> _WHAT THE TASK ASKS_: Copy out every line containing the word "субсидии".

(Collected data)
• • • •

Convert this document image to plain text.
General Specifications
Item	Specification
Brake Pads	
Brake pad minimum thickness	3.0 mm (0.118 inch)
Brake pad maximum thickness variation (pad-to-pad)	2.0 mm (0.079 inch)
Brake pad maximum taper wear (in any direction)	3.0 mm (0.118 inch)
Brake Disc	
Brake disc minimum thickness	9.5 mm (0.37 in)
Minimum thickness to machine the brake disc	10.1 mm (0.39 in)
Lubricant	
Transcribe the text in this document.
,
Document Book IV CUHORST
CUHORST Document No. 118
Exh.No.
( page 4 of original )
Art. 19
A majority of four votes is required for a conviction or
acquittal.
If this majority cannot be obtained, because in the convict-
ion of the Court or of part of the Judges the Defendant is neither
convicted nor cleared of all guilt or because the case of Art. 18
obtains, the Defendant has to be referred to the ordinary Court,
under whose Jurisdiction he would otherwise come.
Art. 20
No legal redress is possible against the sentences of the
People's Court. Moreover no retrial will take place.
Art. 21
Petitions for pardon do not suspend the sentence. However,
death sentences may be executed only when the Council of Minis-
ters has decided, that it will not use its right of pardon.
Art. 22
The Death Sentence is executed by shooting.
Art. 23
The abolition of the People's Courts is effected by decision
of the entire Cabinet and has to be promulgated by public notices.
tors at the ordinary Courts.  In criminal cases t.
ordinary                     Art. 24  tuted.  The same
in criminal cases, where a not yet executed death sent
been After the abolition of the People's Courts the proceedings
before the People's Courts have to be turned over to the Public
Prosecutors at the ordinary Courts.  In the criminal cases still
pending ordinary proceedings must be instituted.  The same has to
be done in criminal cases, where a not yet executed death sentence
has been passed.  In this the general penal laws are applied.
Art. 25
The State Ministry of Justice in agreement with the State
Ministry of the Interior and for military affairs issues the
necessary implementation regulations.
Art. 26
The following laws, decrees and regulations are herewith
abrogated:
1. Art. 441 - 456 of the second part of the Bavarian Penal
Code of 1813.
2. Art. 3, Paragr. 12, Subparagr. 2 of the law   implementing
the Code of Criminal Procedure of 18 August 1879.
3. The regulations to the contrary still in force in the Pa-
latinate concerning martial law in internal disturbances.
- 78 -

• • • •

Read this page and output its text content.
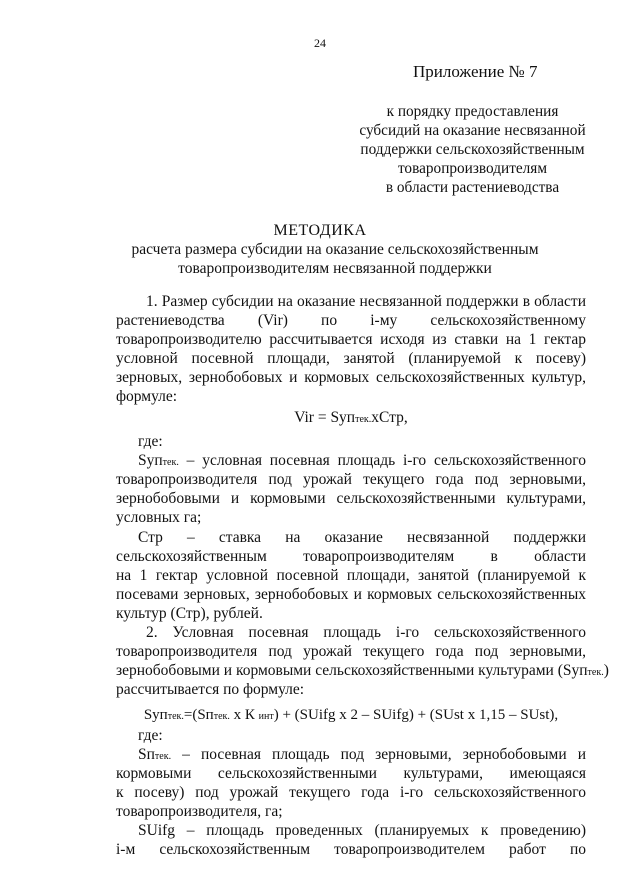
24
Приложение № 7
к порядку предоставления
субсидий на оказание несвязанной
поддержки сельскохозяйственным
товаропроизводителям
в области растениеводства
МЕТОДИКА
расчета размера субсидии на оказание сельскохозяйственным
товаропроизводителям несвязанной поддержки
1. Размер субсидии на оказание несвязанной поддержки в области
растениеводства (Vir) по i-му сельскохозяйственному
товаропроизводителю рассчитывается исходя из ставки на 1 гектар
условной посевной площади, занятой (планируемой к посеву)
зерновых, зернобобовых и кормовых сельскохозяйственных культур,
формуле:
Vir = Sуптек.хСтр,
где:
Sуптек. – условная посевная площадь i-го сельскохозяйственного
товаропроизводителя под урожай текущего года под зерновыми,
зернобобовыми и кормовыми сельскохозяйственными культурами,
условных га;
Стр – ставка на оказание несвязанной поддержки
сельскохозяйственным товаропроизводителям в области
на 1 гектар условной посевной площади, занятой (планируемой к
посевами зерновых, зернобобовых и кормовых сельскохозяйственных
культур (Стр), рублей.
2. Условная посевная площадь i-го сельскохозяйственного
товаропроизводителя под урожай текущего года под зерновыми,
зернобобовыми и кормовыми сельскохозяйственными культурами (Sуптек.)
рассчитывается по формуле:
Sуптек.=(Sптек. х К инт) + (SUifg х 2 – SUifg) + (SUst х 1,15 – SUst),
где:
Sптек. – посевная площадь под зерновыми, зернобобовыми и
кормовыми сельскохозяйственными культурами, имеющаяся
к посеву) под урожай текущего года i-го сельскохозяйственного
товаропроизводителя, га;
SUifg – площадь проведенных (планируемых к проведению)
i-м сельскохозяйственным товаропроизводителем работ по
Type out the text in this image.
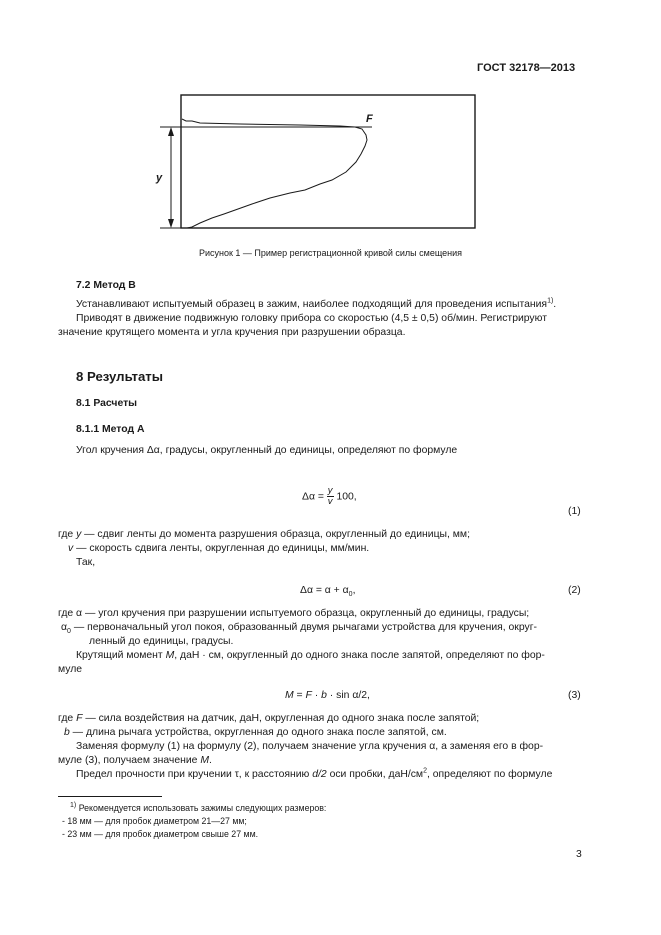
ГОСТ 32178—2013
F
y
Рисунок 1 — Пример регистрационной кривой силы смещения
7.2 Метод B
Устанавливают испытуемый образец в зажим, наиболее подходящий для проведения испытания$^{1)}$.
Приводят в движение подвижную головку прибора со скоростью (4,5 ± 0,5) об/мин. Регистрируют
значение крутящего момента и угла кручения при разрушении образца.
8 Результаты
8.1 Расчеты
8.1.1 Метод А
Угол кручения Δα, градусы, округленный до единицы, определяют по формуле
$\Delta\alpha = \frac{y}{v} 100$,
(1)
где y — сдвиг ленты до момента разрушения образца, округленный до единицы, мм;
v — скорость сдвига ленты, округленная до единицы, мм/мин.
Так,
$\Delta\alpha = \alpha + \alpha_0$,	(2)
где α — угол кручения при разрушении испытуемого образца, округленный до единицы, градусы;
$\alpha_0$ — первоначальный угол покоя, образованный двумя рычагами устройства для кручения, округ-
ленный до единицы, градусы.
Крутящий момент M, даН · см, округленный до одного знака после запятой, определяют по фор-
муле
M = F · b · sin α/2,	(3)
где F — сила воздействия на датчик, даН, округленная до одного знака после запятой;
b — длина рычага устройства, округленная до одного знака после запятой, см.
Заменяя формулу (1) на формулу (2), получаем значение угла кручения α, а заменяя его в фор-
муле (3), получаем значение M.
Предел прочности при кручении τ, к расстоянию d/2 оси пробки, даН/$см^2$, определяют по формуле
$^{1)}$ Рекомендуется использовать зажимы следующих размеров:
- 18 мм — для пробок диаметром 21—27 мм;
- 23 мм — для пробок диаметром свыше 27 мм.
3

• • • •

> _SOLUTION FOR THIS EXERCISE_:
расчета размера субсидии на оказание сельскохозяйственным
1. Размер субсидии на оказание несвязанной поддержки в области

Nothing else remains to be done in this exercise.